▽
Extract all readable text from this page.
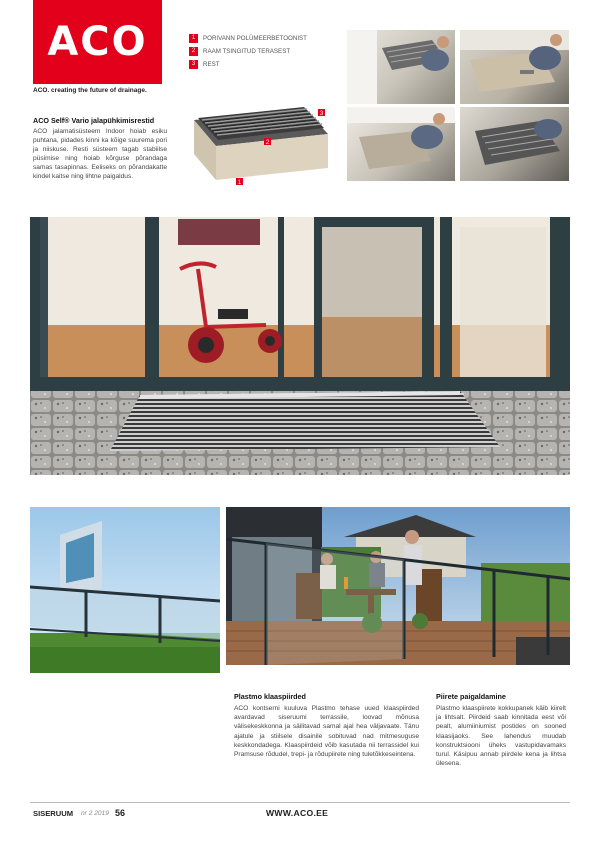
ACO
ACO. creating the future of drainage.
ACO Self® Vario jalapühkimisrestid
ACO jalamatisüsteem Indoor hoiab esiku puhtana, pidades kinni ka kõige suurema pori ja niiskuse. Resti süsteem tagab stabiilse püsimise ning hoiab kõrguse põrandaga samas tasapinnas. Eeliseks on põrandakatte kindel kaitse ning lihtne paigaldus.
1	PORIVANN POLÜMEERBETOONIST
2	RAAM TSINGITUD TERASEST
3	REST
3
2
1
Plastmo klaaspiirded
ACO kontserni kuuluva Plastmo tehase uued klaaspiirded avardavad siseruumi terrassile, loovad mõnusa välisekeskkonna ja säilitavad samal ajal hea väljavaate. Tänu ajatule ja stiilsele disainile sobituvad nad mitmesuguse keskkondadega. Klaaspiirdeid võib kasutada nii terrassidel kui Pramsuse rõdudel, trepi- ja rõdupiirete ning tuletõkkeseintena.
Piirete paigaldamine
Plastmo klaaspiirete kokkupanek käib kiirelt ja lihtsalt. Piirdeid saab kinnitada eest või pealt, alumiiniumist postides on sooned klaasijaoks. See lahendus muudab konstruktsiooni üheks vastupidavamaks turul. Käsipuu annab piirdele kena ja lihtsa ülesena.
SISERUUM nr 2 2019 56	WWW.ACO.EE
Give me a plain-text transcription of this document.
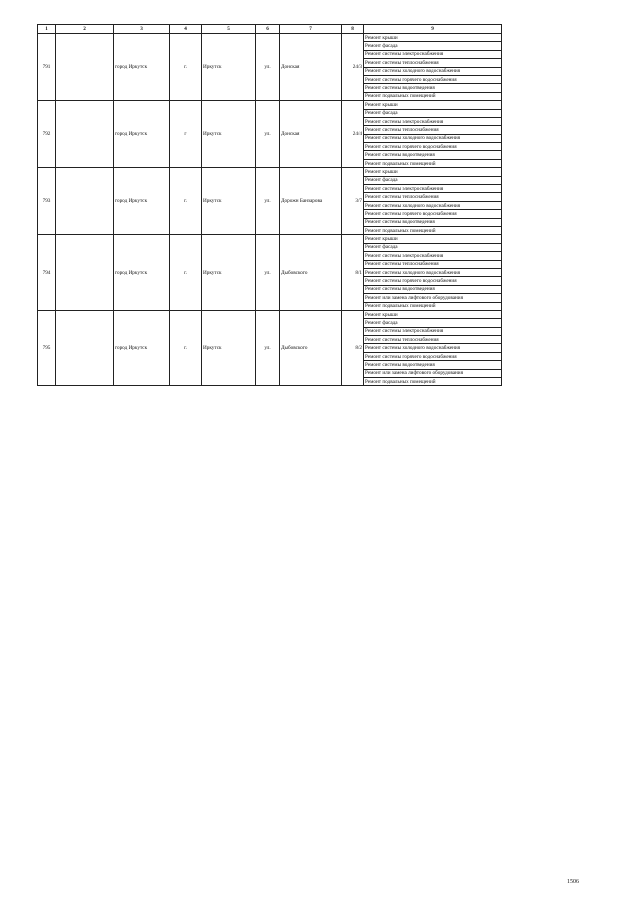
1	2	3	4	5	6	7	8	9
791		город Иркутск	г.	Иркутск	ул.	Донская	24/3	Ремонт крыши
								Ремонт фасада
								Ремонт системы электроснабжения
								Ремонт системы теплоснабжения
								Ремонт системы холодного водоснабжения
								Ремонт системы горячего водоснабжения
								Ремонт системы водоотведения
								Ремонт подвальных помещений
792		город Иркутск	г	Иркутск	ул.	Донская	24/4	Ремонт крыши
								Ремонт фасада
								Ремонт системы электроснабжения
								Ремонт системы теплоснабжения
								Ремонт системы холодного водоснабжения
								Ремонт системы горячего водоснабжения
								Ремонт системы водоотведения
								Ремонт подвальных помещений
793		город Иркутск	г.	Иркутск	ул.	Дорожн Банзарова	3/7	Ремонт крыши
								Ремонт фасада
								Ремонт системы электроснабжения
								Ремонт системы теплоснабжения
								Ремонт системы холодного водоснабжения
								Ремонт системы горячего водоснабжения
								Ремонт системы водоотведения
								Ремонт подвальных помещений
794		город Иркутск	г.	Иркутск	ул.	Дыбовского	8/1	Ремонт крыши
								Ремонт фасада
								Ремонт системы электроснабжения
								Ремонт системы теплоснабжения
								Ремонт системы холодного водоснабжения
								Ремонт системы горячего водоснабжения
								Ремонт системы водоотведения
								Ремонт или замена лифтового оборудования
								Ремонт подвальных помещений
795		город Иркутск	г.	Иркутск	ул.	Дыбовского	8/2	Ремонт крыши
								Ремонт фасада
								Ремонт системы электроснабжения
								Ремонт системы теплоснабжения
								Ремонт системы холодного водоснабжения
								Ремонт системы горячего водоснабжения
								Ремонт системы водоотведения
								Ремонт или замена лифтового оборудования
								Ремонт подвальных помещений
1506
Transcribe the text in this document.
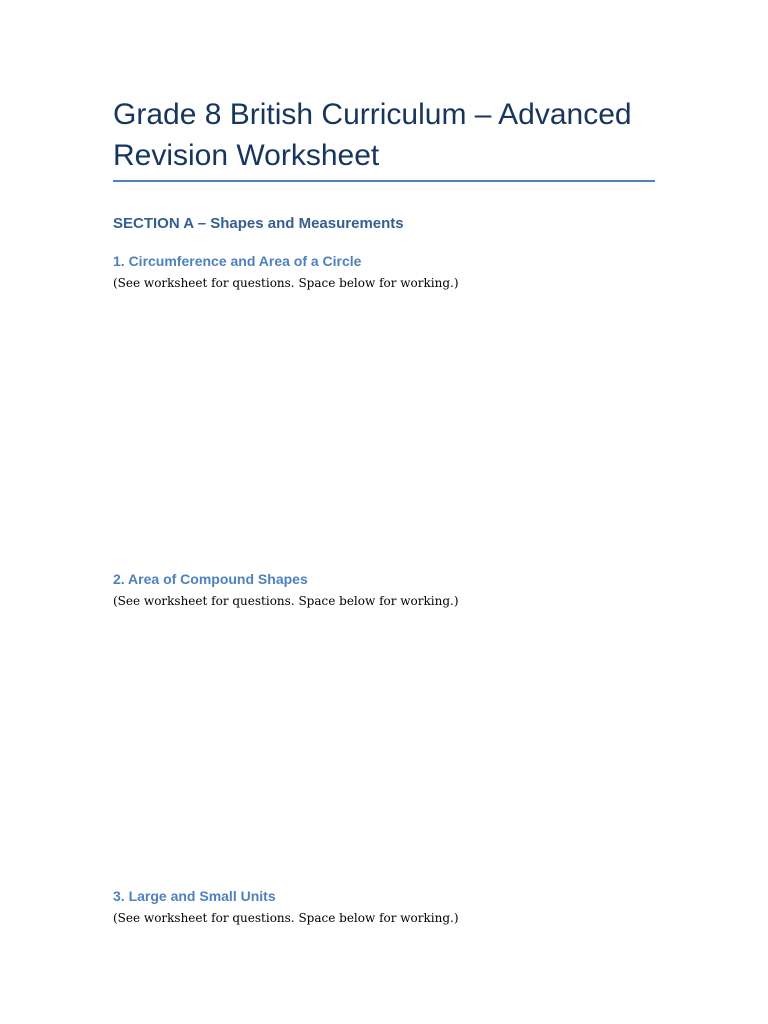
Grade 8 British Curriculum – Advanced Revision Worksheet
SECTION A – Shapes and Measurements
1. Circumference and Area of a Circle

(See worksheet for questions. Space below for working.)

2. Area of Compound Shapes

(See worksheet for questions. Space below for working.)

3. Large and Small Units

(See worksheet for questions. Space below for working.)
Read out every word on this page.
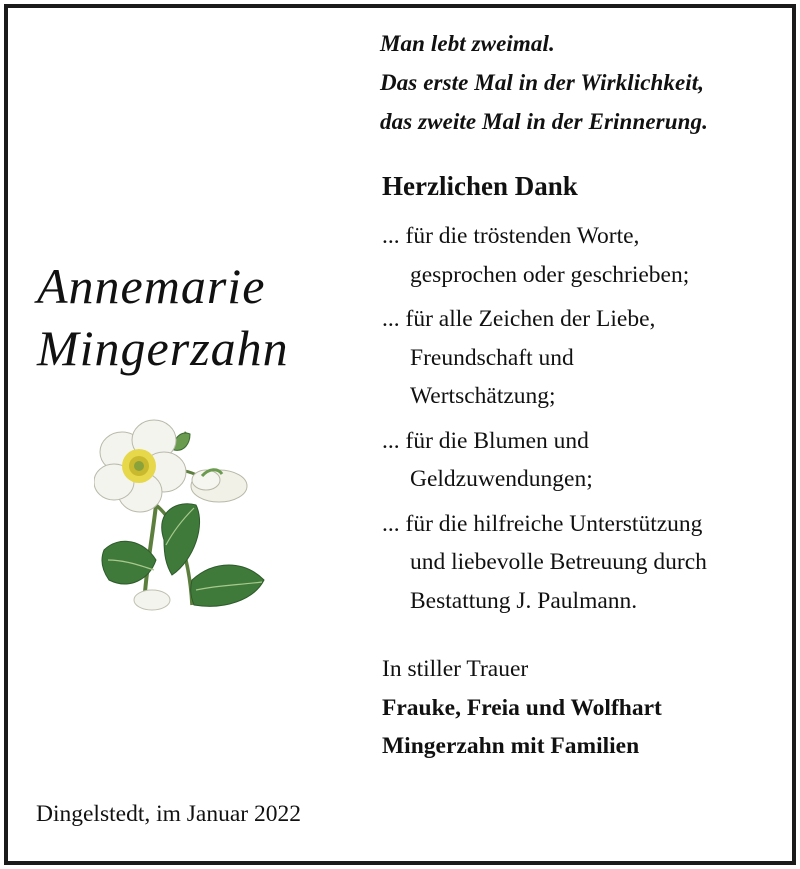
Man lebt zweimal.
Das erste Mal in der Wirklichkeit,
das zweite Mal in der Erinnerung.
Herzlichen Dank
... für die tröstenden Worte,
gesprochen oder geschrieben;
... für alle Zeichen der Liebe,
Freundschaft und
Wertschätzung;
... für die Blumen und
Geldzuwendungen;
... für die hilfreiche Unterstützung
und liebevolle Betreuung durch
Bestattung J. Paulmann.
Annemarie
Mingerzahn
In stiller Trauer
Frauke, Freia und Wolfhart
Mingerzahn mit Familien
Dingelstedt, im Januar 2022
△
Leave out every picture and write out exactly the lines running from the line containing "Read out every word on this page." to the end of the listing above.

Read out every word on this page.
Man lebt zweimal.
Das erste Mal in der Wirklichkeit,
das zweite Mal in der Erinnerung.
Herzlichen Dank
... für die tröstenden Worte,
gesprochen oder geschrieben;
... für alle Zeichen der Liebe,
Freundschaft und
Wertschätzung;
... für die Blumen und
Geldzuwendungen;
... für die hilfreiche Unterstützung
und liebevolle Betreuung durch
Bestattung J. Paulmann.
Annemarie
Mingerzahn
In stiller Trauer
Frauke, Freia und Wolfhart
Mingerzahn mit Familien
Dingelstedt, im Januar 2022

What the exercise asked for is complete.